**Questions:**
A) Name each publication whose critic is quoted by name in the text on the reception of Makin' Magic.
B) Extend the text on the reception of Makin' Magic by continuing it after its final sentence.

**Source text:**
########################################
Makin' Magic was a commercial success, becoming the fifth-highest selling computer game in 2003 in the United States, and topping weekly sales charts for computer games in Europe in November 2003.

=== Reviews ===

According to review aggregator Metacritic, Makin' Magic received "generally favorable" reviews from critics. The subject matter of the expansion was met with praise and confusion. Elizabeth McAdams of Computer Gaming World considered the concept to be a good platform to "create more fun, wickedness and truly bizarre scenarios" to the game stating it renewed her interest in the game. Steve Butts of IGN commended the expansion for adding a "healthy dose of fantasy to the game, finding it "preserves the basic character of the game" and "enhances the core gameplay", although considered its theme "incompatible with the basic concept of the series". Describing the expansion as an "oddball release", Carlos McElfish of GameZone considered the expansion offered opportunities for "fun" and "inventive additions" to the game, but questioned how well they fit into the rest of the game, stating that it had a "dark, circus-like atmosphere that seems to take away from the funny and lighthearted nature of the game". Andrew Park of GameSpot found the theme less endearing, suggesting the "brighly colored amusement parks" and "sparkly magic spells" were of greater appeal to children. Nebojsa Radakovic of Game Revolution found the concept to be "not the most inspired", noting irony in the tonal shift of the game from a "send-up of reality" to a surreal one.

Critics largely praised the introduction of the magic career path, but noted its difficulty. Several reviews noted that the game's magic abilities allowed players to focus on the features of the expansion rather than spend time meeting Sim needs. Glenn Rubenstein of X-Play found the use of magic to be "entertaining" and "practical", noting the element of chance for success or failure added a "potential for chaos and unpredictability" that kept the game interesting. Steve Butts of IGN commended the "variety of effects", but found the co-ordinating game's magic gameplay and searching for ingredients could be "tedious" and a "real struggle", particularly when combined with gameplay from other expansions. Similarly, Nebojsa Radakovic of Game Revolution considered the mechanics to be "demanding" and requiring "full-time" commitment, stating that managing Sim needs can "drastically slow down any forward momentum" and makes it "almost impossible to maintain a career". Carlos McElfish of GameZone acknowledged the "challenging" nature of the magic gameplay mechanics, but considered that they added to the "freeform and dynamically difficult" appeal of the game.
########################################
**Data:**
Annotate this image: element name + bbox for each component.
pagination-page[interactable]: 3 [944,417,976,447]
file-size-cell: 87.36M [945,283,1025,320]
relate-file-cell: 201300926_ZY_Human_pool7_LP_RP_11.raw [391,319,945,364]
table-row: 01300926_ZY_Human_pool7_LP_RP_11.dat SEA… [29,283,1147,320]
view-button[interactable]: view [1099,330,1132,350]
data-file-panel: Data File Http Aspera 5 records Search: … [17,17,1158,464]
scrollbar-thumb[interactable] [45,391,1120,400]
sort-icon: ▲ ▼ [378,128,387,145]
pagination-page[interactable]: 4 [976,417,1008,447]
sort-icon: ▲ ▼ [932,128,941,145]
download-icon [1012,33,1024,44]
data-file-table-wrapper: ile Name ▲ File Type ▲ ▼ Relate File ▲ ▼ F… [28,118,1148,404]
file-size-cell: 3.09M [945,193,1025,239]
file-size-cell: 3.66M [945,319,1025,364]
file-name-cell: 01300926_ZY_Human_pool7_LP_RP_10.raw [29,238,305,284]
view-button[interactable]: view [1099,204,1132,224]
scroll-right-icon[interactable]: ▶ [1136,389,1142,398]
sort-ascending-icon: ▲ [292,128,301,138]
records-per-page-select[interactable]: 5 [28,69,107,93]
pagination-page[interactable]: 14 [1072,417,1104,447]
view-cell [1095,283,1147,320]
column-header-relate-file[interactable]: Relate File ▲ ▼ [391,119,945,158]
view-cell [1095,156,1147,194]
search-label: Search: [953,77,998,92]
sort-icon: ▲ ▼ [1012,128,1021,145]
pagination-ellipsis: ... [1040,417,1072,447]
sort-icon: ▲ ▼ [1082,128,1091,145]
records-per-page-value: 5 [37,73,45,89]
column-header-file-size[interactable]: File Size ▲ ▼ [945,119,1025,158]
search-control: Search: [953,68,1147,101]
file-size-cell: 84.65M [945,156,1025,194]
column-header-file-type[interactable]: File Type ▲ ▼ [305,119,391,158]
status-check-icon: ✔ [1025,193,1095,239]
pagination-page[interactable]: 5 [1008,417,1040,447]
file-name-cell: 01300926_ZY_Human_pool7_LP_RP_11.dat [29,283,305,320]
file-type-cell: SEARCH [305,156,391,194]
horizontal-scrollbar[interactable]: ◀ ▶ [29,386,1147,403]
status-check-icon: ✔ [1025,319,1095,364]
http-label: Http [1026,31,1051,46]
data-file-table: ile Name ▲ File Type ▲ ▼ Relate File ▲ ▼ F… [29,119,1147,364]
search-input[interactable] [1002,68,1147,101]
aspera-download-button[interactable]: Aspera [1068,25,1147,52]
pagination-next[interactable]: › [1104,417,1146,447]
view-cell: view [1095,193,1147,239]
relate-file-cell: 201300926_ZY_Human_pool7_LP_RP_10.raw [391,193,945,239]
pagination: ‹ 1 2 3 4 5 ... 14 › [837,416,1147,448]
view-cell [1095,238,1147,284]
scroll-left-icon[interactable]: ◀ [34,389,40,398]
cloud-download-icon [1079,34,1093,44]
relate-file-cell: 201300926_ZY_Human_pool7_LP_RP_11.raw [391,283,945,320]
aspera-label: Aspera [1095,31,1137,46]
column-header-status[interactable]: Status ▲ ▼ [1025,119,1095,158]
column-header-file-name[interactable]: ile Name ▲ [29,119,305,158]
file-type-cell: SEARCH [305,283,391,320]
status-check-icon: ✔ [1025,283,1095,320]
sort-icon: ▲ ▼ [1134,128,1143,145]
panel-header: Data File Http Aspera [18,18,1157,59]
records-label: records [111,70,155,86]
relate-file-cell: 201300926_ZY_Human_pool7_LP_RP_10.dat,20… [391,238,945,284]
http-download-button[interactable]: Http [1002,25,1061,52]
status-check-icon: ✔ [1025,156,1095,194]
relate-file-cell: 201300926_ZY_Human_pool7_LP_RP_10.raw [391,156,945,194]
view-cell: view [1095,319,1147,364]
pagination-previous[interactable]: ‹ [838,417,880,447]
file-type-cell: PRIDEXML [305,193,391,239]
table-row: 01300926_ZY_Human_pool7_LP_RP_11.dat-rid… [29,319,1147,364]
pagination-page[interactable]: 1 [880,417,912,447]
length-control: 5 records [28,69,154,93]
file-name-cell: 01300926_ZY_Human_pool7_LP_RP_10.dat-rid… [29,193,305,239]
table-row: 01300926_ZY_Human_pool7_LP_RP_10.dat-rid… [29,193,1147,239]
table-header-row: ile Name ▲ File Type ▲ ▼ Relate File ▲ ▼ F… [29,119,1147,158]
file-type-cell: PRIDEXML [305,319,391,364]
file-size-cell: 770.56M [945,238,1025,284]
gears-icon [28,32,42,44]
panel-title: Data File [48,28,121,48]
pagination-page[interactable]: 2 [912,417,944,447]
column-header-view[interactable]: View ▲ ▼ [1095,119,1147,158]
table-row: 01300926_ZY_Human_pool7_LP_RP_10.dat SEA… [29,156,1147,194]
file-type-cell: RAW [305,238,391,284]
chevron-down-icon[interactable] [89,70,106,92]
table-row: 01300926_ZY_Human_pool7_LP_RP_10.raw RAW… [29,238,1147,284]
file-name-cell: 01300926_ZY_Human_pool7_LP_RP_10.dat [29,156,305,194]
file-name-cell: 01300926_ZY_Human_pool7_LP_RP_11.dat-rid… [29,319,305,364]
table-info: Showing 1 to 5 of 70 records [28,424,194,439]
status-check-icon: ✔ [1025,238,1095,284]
########################################
**Replies:**
A) Computer Gaming World, IGN, GameZone, GameSpot, Game Revolution, X-Play

B)
Similarly to other expansions, reviewers lamented that the final expansion for the game did not introduce changes to core gameplay or graphics, and did not resolve persistent bugs. Andrew Park of GameSpot commented that the game added "no real technical improvements" to the game, stating that it "doesn't bother to fix the sluggish camera or the occasionally deficient artificial intelligence used for Sims". Similarly, Carla Harker of GameSpy considered the graphics of the expansion to "show their age", and had enduring issues with Sim pathfinding.

Aggregate score
| Aggregator | Score |
|---|---|
| Metacritic | 80/100 |

Review scores
| Publication | Score |
|---|---|
| Computer Gaming World | 4/5 |
| Game Informer | 7.75 |
| GameRevolution | 6/10 |
| GameSpot | 8.3/10 |
| GameSpy | 4/5 |
| GameZone | 7.9/10 |
| IGN | 8.2/10 |
| X-Play | 4/5 |
| GameNOW | A |

== Legacy ==

The inclusion of supernatural features in Makin' Magic was re-introduced in later Sims expansions, including The Sims 2: Apartment Life, The Sims 3: Supernatural and The Sims 4: Realm of Magic. Magic features in The Sims have been described as an enduring "dark horse mechanic" for the series, receiving a positive retrospective reception. Game Rant praised the expansion for its scope and "absurdity", with Shyana Josi stating that later iterations of the concept in future Sims games failed to capture the same "otherworldly wonder" of Makin' Magic due to its "depth of gameplay" and "vibrant and alive" setting of Magic Town. TheGamer considered Makin' Magic to feature content that was not included in later versions, including its vendors, amusement parks, and performances.